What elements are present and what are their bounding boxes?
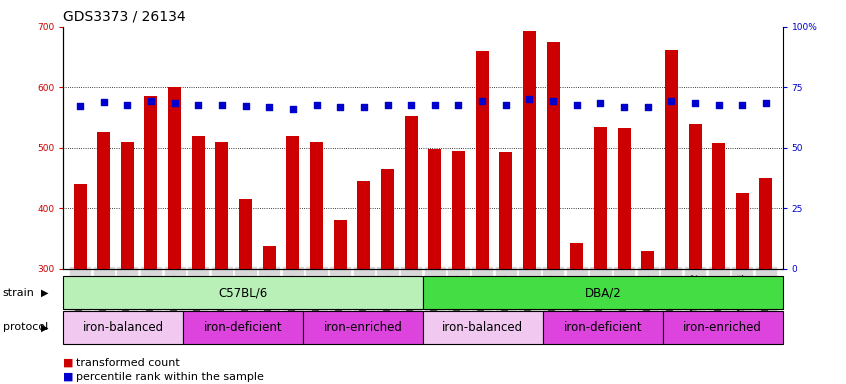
Point bbox=[641, 104, 655, 110]
Point bbox=[618, 104, 631, 110]
Bar bbox=[760, 178, 772, 384]
Bar bbox=[404, 116, 418, 384]
Bar bbox=[63, 311, 184, 344]
Point bbox=[499, 102, 513, 108]
Bar bbox=[357, 181, 371, 384]
Bar bbox=[168, 88, 181, 384]
Point bbox=[120, 102, 134, 108]
Text: ▶: ▶ bbox=[41, 322, 48, 333]
Bar bbox=[287, 136, 299, 384]
Point bbox=[239, 103, 252, 109]
Bar bbox=[310, 142, 323, 384]
Text: iron-balanced: iron-balanced bbox=[83, 321, 164, 334]
Point bbox=[74, 103, 87, 109]
Text: iron-enriched: iron-enriched bbox=[684, 321, 762, 334]
Text: C57BL/6: C57BL/6 bbox=[218, 286, 268, 299]
Point bbox=[286, 106, 299, 112]
Bar bbox=[423, 276, 783, 309]
Point bbox=[665, 98, 678, 104]
Bar bbox=[712, 143, 725, 384]
Point bbox=[310, 102, 323, 108]
Bar bbox=[665, 50, 678, 384]
Point bbox=[547, 98, 560, 104]
Point bbox=[594, 100, 607, 106]
Bar bbox=[523, 31, 536, 384]
Bar bbox=[570, 243, 583, 384]
Text: iron-enriched: iron-enriched bbox=[324, 321, 403, 334]
Text: protocol: protocol bbox=[3, 322, 47, 333]
Text: transformed count: transformed count bbox=[76, 358, 180, 368]
Bar bbox=[594, 127, 607, 384]
Text: iron-deficient: iron-deficient bbox=[204, 321, 283, 334]
Bar bbox=[184, 311, 303, 344]
Bar bbox=[547, 42, 559, 384]
Point bbox=[381, 102, 394, 108]
Point bbox=[168, 100, 181, 106]
Text: ▶: ▶ bbox=[41, 288, 48, 298]
Bar bbox=[543, 311, 662, 344]
Text: GDS3373 / 26134: GDS3373 / 26134 bbox=[63, 10, 186, 23]
Bar bbox=[381, 169, 394, 384]
Point bbox=[523, 96, 536, 103]
Bar bbox=[475, 51, 489, 384]
Text: DBA/2: DBA/2 bbox=[585, 286, 621, 299]
Point bbox=[712, 102, 726, 108]
Point bbox=[428, 102, 442, 108]
Bar bbox=[333, 220, 347, 384]
Point bbox=[452, 102, 465, 108]
Bar bbox=[97, 131, 110, 384]
Point bbox=[215, 102, 228, 108]
Bar bbox=[145, 96, 157, 384]
Point bbox=[759, 100, 772, 106]
Bar bbox=[216, 142, 228, 384]
Bar bbox=[689, 124, 701, 384]
Bar bbox=[192, 136, 205, 384]
Bar bbox=[618, 128, 630, 384]
Text: strain: strain bbox=[3, 288, 35, 298]
Point bbox=[404, 102, 418, 108]
Bar bbox=[662, 311, 783, 344]
Bar bbox=[736, 193, 749, 384]
Bar bbox=[121, 142, 134, 384]
Point bbox=[97, 99, 111, 105]
Text: percentile rank within the sample: percentile rank within the sample bbox=[76, 372, 264, 382]
Bar bbox=[499, 152, 513, 384]
Point bbox=[144, 98, 157, 104]
Point bbox=[570, 102, 584, 108]
Point bbox=[262, 104, 276, 110]
Text: iron-balanced: iron-balanced bbox=[442, 321, 524, 334]
Bar bbox=[63, 276, 423, 309]
Bar bbox=[74, 184, 86, 384]
Bar bbox=[428, 149, 442, 384]
Bar bbox=[423, 311, 543, 344]
Point bbox=[357, 104, 371, 110]
Point bbox=[475, 98, 489, 104]
Bar bbox=[303, 311, 423, 344]
Bar bbox=[641, 251, 654, 384]
Text: ■: ■ bbox=[63, 358, 74, 368]
Bar bbox=[263, 247, 276, 384]
Text: iron-deficient: iron-deficient bbox=[563, 321, 642, 334]
Text: ■: ■ bbox=[63, 372, 74, 382]
Point bbox=[735, 102, 749, 108]
Point bbox=[191, 102, 205, 108]
Point bbox=[689, 100, 702, 106]
Bar bbox=[452, 151, 465, 384]
Bar bbox=[239, 199, 252, 384]
Point bbox=[333, 104, 347, 110]
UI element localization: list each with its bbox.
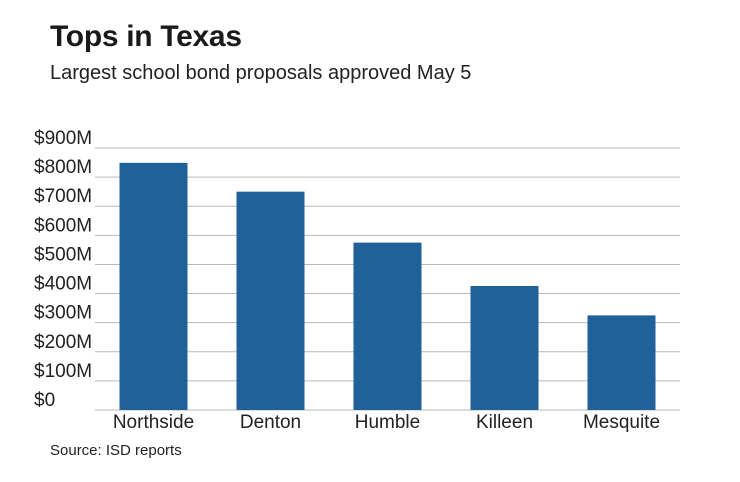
chart-subtitle: Largest school bond proposals approved M… [50, 62, 472, 84]
y-tick-label: $800M [34, 157, 92, 178]
y-tick-label: $0 [34, 390, 55, 411]
y-tick-label: $200M [34, 332, 92, 353]
y-tick-label: $400M [34, 274, 92, 295]
chart-title: Tops in Texas [50, 20, 242, 53]
y-tick-label: $600M [34, 215, 92, 236]
bar-northside [119, 162, 188, 410]
bar-mesquite [587, 315, 656, 410]
bars [119, 162, 656, 410]
source-note: Source: ISD reports [50, 442, 182, 459]
x-tick-label: Northside [113, 412, 194, 433]
x-axis-ticks: Northside Denton Humble Killeen Mesquite [113, 412, 660, 433]
y-tick-label: $300M [34, 303, 92, 324]
y-tick-label: $100M [34, 361, 92, 382]
y-tick-label: $900M [34, 128, 92, 149]
x-tick-label: Humble [355, 412, 420, 433]
y-tick-label: $700M [34, 186, 92, 207]
bar-humble [353, 242, 422, 410]
y-tick-label: $500M [34, 244, 92, 265]
bar-killeen [470, 285, 539, 410]
x-tick-label: Mesquite [583, 412, 660, 433]
y-axis-ticks: $0 $100M $200M $300M $400M $500M $600M $700M $80… [34, 128, 92, 411]
x-tick-label: Killeen [476, 412, 533, 433]
bar-denton [236, 191, 305, 410]
x-tick-label: Denton [240, 412, 301, 433]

--------

* _Problem to solve_
Rewrite all the records with "iron-enriched" replaced by "iron-loaded" everywhere, changing nothing else, and leave the pictures out.

* _Worked solution_
What elements are present and what are their bounding boxes?
Point bbox=[641, 104, 655, 110]
Point bbox=[618, 104, 631, 110]
Bar bbox=[760, 178, 772, 384]
Bar bbox=[404, 116, 418, 384]
Bar bbox=[63, 311, 184, 344]
Point bbox=[499, 102, 513, 108]
Bar bbox=[357, 181, 371, 384]
Bar bbox=[168, 88, 181, 384]
Point bbox=[120, 102, 134, 108]
Text: ▶: ▶ bbox=[41, 322, 48, 333]
Bar bbox=[287, 136, 299, 384]
Point bbox=[239, 103, 252, 109]
Bar bbox=[310, 142, 323, 384]
Text: iron-balanced: iron-balanced bbox=[83, 321, 164, 334]
Point bbox=[74, 103, 87, 109]
Text: iron-loaded: iron-loaded bbox=[684, 321, 762, 334]
Text: C57BL/6: C57BL/6 bbox=[218, 286, 268, 299]
Point bbox=[286, 106, 299, 112]
Bar bbox=[423, 276, 783, 309]
Point bbox=[665, 98, 678, 104]
Bar bbox=[712, 143, 725, 384]
Point bbox=[310, 102, 323, 108]
Bar bbox=[665, 50, 678, 384]
Point bbox=[547, 98, 560, 104]
Point bbox=[594, 100, 607, 106]
Bar bbox=[523, 31, 536, 384]
Bar bbox=[570, 243, 583, 384]
Text: iron-loaded: iron-loaded bbox=[324, 321, 403, 334]
Text: protocol: protocol bbox=[3, 322, 47, 333]
Text: transformed count: transformed count bbox=[76, 358, 180, 368]
Bar bbox=[594, 127, 607, 384]
Text: iron-deficient: iron-deficient bbox=[204, 321, 283, 334]
Bar bbox=[184, 311, 303, 344]
Bar bbox=[547, 42, 559, 384]
Point bbox=[381, 102, 394, 108]
Point bbox=[168, 100, 181, 106]
Text: ▶: ▶ bbox=[41, 288, 48, 298]
Bar bbox=[543, 311, 662, 344]
Text: GDS3373 / 26134: GDS3373 / 26134 bbox=[63, 10, 186, 23]
Bar bbox=[381, 169, 394, 384]
Point bbox=[523, 96, 536, 103]
Bar bbox=[475, 51, 489, 384]
Text: DBA/2: DBA/2 bbox=[585, 286, 621, 299]
Point bbox=[712, 102, 726, 108]
Point bbox=[428, 102, 442, 108]
Bar bbox=[333, 220, 347, 384]
Point bbox=[452, 102, 465, 108]
Bar bbox=[97, 131, 110, 384]
Point bbox=[215, 102, 228, 108]
Bar bbox=[145, 96, 157, 384]
Point bbox=[759, 100, 772, 106]
Bar bbox=[216, 142, 228, 384]
Bar bbox=[689, 124, 701, 384]
Bar bbox=[192, 136, 205, 384]
Bar bbox=[618, 128, 630, 384]
Text: strain: strain bbox=[3, 288, 35, 298]
Point bbox=[404, 102, 418, 108]
Bar bbox=[662, 311, 783, 344]
Bar bbox=[736, 193, 749, 384]
Bar bbox=[121, 142, 134, 384]
Point bbox=[97, 99, 111, 105]
Text: percentile rank within the sample: percentile rank within the sample bbox=[76, 372, 264, 382]
Bar bbox=[499, 152, 513, 384]
Point bbox=[144, 98, 157, 104]
Point bbox=[570, 102, 584, 108]
Point bbox=[262, 104, 276, 110]
Text: iron-balanced: iron-balanced bbox=[442, 321, 524, 334]
Bar bbox=[63, 276, 423, 309]
Bar bbox=[74, 184, 86, 384]
Bar bbox=[428, 149, 442, 384]
Bar bbox=[423, 311, 543, 344]
Point bbox=[357, 104, 371, 110]
Point bbox=[475, 98, 489, 104]
Bar bbox=[303, 311, 423, 344]
Bar bbox=[641, 251, 654, 384]
Text: ■: ■ bbox=[63, 358, 74, 368]
Bar bbox=[263, 247, 276, 384]
Text: iron-deficient: iron-deficient bbox=[563, 321, 642, 334]
Text: ■: ■ bbox=[63, 372, 74, 382]
Point bbox=[735, 102, 749, 108]
Point bbox=[191, 102, 205, 108]
Point bbox=[689, 100, 702, 106]
Bar bbox=[452, 151, 465, 384]
Bar bbox=[239, 199, 252, 384]
Point bbox=[333, 104, 347, 110]
UI element localization: list each with its bbox.
chart-subtitle: Largest school bond proposals approved M… [50, 62, 472, 84]
y-tick-label: $800M [34, 157, 92, 178]
y-tick-label: $0 [34, 390, 55, 411]
y-tick-label: $200M [34, 332, 92, 353]
y-tick-label: $400M [34, 274, 92, 295]
chart-title: Tops in Texas [50, 20, 242, 53]
y-tick-label: $600M [34, 215, 92, 236]
bar-northside [119, 162, 188, 410]
bar-mesquite [587, 315, 656, 410]
bars [119, 162, 656, 410]
source-note: Source: ISD reports [50, 442, 182, 459]
x-tick-label: Northside [113, 412, 194, 433]
x-axis-ticks: Northside Denton Humble Killeen Mesquite [113, 412, 660, 433]
y-tick-label: $300M [34, 303, 92, 324]
y-tick-label: $100M [34, 361, 92, 382]
y-tick-label: $900M [34, 128, 92, 149]
x-tick-label: Humble [355, 412, 420, 433]
y-tick-label: $700M [34, 186, 92, 207]
bar-humble [353, 242, 422, 410]
y-tick-label: $500M [34, 244, 92, 265]
bar-killeen [470, 285, 539, 410]
x-tick-label: Mesquite [583, 412, 660, 433]
y-axis-ticks: $0 $100M $200M $300M $400M $500M $600M $700M $80… [34, 128, 92, 411]
x-tick-label: Killeen [476, 412, 533, 433]
bar-denton [236, 191, 305, 410]
x-tick-label: Denton [240, 412, 301, 433]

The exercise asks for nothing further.